Stored data

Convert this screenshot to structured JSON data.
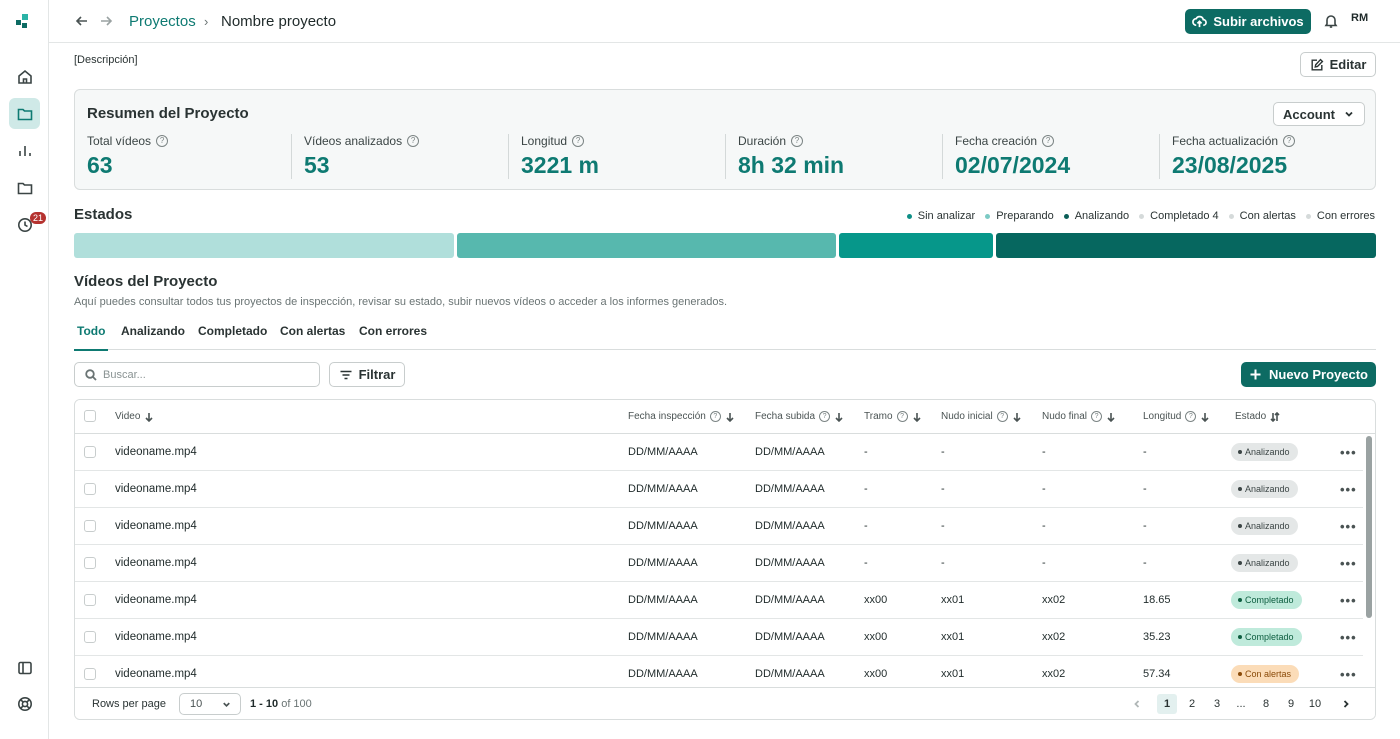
{
  "topbar": {
    "breadcrumb_parent": "Proyectos",
    "breadcrumb_current": "Nombre proyecto",
    "upload_label": "Subir archivos",
    "avatar_initials": "RM"
  },
  "sidebar": {
    "history_badge": "21"
  },
  "project": {
    "description": "[Descripción]",
    "edit_label": "Editar"
  },
  "summary": {
    "title": "Resumen del Proyecto",
    "account_label": "Account",
    "stats": [
      {
        "label": "Total vídeos",
        "value": "63"
      },
      {
        "label": "Vídeos analizados",
        "value": "53"
      },
      {
        "label": "Longitud",
        "value": "3221 m"
      },
      {
        "label": "Duración",
        "value": "8h 32 min"
      },
      {
        "label": "Fecha creación",
        "value": "02/07/2024"
      },
      {
        "label": "Fecha actualización",
        "value": "23/08/2025"
      }
    ]
  },
  "states": {
    "title": "Estados",
    "legend": [
      {
        "label": "Sin analizar",
        "color": "#0e8f86"
      },
      {
        "label": "Preparando",
        "color": "#7ccac4"
      },
      {
        "label": "Analizando",
        "color": "#0b5e57"
      },
      {
        "label": "Completado 4",
        "color": "#d5dada"
      },
      {
        "label": "Con alertas",
        "color": "#d5dada"
      },
      {
        "label": "Con errores",
        "color": "#d5dada"
      }
    ],
    "bar_colors": [
      "#b0dfdb",
      "#57b8ae",
      "#06978a",
      "#06675f"
    ]
  },
  "videos": {
    "title": "Vídeos del Proyecto",
    "subtitle": "Aquí puedes consultar todos tus proyectos de inspección, revisar su estado, subir nuevos vídeos o acceder a los informes generados.",
    "tabs": [
      "Todo",
      "Analizando",
      "Completado",
      "Con alertas",
      "Con errores"
    ],
    "search_placeholder": "Buscar...",
    "filter_label": "Filtrar",
    "new_label": "Nuevo Proyecto"
  },
  "table": {
    "headers": {
      "video": "Video",
      "fecha_inspeccion": "Fecha inspección",
      "fecha_subida": "Fecha subida",
      "tramo": "Tramo",
      "nudo_inicial": "Nudo inicial",
      "nudo_final": "Nudo final",
      "longitud": "Longitud",
      "estado": "Estado"
    },
    "rows": [
      {
        "video": "videoname.mp4",
        "fi": "DD/MM/AAAA",
        "fs": "DD/MM/AAAA",
        "tramo": "-",
        "ni": "-",
        "nf": "-",
        "long": "-",
        "estado": "Analizando",
        "kind": "analizando"
      },
      {
        "video": "videoname.mp4",
        "fi": "DD/MM/AAAA",
        "fs": "DD/MM/AAAA",
        "tramo": "-",
        "ni": "-",
        "nf": "-",
        "long": "-",
        "estado": "Analizando",
        "kind": "analizando"
      },
      {
        "video": "videoname.mp4",
        "fi": "DD/MM/AAAA",
        "fs": "DD/MM/AAAA",
        "tramo": "-",
        "ni": "-",
        "nf": "-",
        "long": "-",
        "estado": "Analizando",
        "kind": "analizando"
      },
      {
        "video": "videoname.mp4",
        "fi": "DD/MM/AAAA",
        "fs": "DD/MM/AAAA",
        "tramo": "-",
        "ni": "-",
        "nf": "-",
        "long": "-",
        "estado": "Analizando",
        "kind": "analizando"
      },
      {
        "video": "videoname.mp4",
        "fi": "DD/MM/AAAA",
        "fs": "DD/MM/AAAA",
        "tramo": "xx00",
        "ni": "xx01",
        "nf": "xx02",
        "long": "18.65",
        "estado": "Completado",
        "kind": "completado"
      },
      {
        "video": "videoname.mp4",
        "fi": "DD/MM/AAAA",
        "fs": "DD/MM/AAAA",
        "tramo": "xx00",
        "ni": "xx01",
        "nf": "xx02",
        "long": "35.23",
        "estado": "Completado",
        "kind": "completado"
      },
      {
        "video": "videoname.mp4",
        "fi": "DD/MM/AAAA",
        "fs": "DD/MM/AAAA",
        "tramo": "xx00",
        "ni": "xx01",
        "nf": "xx02",
        "long": "57.34",
        "estado": "Con alertas",
        "kind": "alertas"
      }
    ],
    "status_styles": {
      "analizando": {
        "bg": "#e4e7e7",
        "fg": "#3b4545",
        "dot": "#3b4545"
      },
      "completado": {
        "bg": "#bfeadb",
        "fg": "#0d5e40",
        "dot": "#0d5e40"
      },
      "alertas": {
        "bg": "#fbdcb8",
        "fg": "#8a4a08",
        "dot": "#8a4a08"
      }
    }
  },
  "pagination": {
    "rows_per_page_label": "Rows per page",
    "rows_per_page_value": "10",
    "range": "1 - 10",
    "range_of": "of 100",
    "pages": [
      "1",
      "2",
      "3",
      "...",
      "8",
      "9",
      "10"
    ],
    "current_page": "1"
  }
}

> [AIM] Write out all the entries exactly, except for the pictures.

> [SOLUTION TO THE EXERCISE]
Convert this screenshot to structured JSON data.
{
  "topbar": {
    "breadcrumb_parent": "Proyectos",
    "breadcrumb_current": "Nombre proyecto",
    "upload_label": "Subir archivos",
    "avatar_initials": "RM"
  },
  "sidebar": {
    "history_badge": "21"
  },
  "project": {
    "description": "[Descripción]",
    "edit_label": "Editar"
  },
  "summary": {
    "title": "Resumen del Proyecto",
    "account_label": "Account",
    "stats": [
      {
        "label": "Total vídeos",
        "value": "63"
      },
      {
        "label": "Vídeos analizados",
        "value": "53"
      },
      {
        "label": "Longitud",
        "value": "3221 m"
      },
      {
        "label": "Duración",
        "value": "8h 32 min"
      },
      {
        "label": "Fecha creación",
        "value": "02/07/2024"
      },
      {
        "label": "Fecha actualización",
        "value": "23/08/2025"
      }
    ]
  },
  "states": {
    "title": "Estados",
    "legend": [
      {
        "label": "Sin analizar",
        "color": "#0e8f86"
      },
      {
        "label": "Preparando",
        "color": "#7ccac4"
      },
      {
        "label": "Analizando",
        "color": "#0b5e57"
      },
      {
        "label": "Completado 4",
        "color": "#d5dada"
      },
      {
        "label": "Con alertas",
        "color": "#d5dada"
      },
      {
        "label": "Con errores",
        "color": "#d5dada"
      }
    ],
    "bar_colors": [
      "#b0dfdb",
      "#57b8ae",
      "#06978a",
      "#06675f"
    ]
  },
  "videos": {
    "title": "Vídeos del Proyecto",
    "subtitle": "Aquí puedes consultar todos tus proyectos de inspección, revisar su estado, subir nuevos vídeos o acceder a los informes generados.",
    "tabs": [
      "Todo",
      "Analizando",
      "Completado",
      "Con alertas",
      "Con errores"
    ],
    "search_placeholder": "Buscar...",
    "filter_label": "Filtrar",
    "new_label": "Nuevo Proyecto"
  },
  "table": {
    "headers": {
      "video": "Video",
      "fecha_inspeccion": "Fecha inspección",
      "fecha_subida": "Fecha subida",
      "tramo": "Tramo",
      "nudo_inicial": "Nudo inicial",
      "nudo_final": "Nudo final",
      "longitud": "Longitud",
      "estado": "Estado"
    },
    "rows": [
      {
        "video": "videoname.mp4",
        "fi": "DD/MM/AAAA",
        "fs": "DD/MM/AAAA",
        "tramo": "-",
        "ni": "-",
        "nf": "-",
        "long": "-",
        "estado": "Analizando",
        "kind": "analizando"
      },
      {
        "video": "videoname.mp4",
        "fi": "DD/MM/AAAA",
        "fs": "DD/MM/AAAA",
        "tramo": "-",
        "ni": "-",
        "nf": "-",
        "long": "-",
        "estado": "Analizando",
        "kind": "analizando"
      },
      {
        "video": "videoname.mp4",
        "fi": "DD/MM/AAAA",
        "fs": "DD/MM/AAAA",
        "tramo": "-",
        "ni": "-",
        "nf": "-",
        "long": "-",
        "estado": "Analizando",
        "kind": "analizando"
      },
      {
        "video": "videoname.mp4",
        "fi": "DD/MM/AAAA",
        "fs": "DD/MM/AAAA",
        "tramo": "-",
        "ni": "-",
        "nf": "-",
        "long": "-",
        "estado": "Analizando",
        "kind": "analizando"
      },
      {
        "video": "videoname.mp4",
        "fi": "DD/MM/AAAA",
        "fs": "DD/MM/AAAA",
        "tramo": "xx00",
        "ni": "xx01",
        "nf": "xx02",
        "long": "18.65",
        "estado": "Completado",
        "kind": "completado"
      },
      {
        "video": "videoname.mp4",
        "fi": "DD/MM/AAAA",
        "fs": "DD/MM/AAAA",
        "tramo": "xx00",
        "ni": "xx01",
        "nf": "xx02",
        "long": "35.23",
        "estado": "Completado",
        "kind": "completado"
      },
      {
        "video": "videoname.mp4",
        "fi": "DD/MM/AAAA",
        "fs": "DD/MM/AAAA",
        "tramo": "xx00",
        "ni": "xx01",
        "nf": "xx02",
        "long": "57.34",
        "estado": "Con alertas",
        "kind": "alertas"
      }
    ],
    "status_styles": {
      "analizando": {
        "bg": "#e4e7e7",
        "fg": "#3b4545",
        "dot": "#3b4545"
      },
      "completado": {
        "bg": "#bfeadb",
        "fg": "#0d5e40",
        "dot": "#0d5e40"
      },
      "alertas": {
        "bg": "#fbdcb8",
        "fg": "#8a4a08",
        "dot": "#8a4a08"
      }
    }
  },
  "pagination": {
    "rows_per_page_label": "Rows per page",
    "rows_per_page_value": "10",
    "range": "1 - 10",
    "range_of": "of 100",
    "pages": [
      "1",
      "2",
      "3",
      "...",
      "8",
      "9",
      "10"
    ],
    "current_page": "1"
  }
}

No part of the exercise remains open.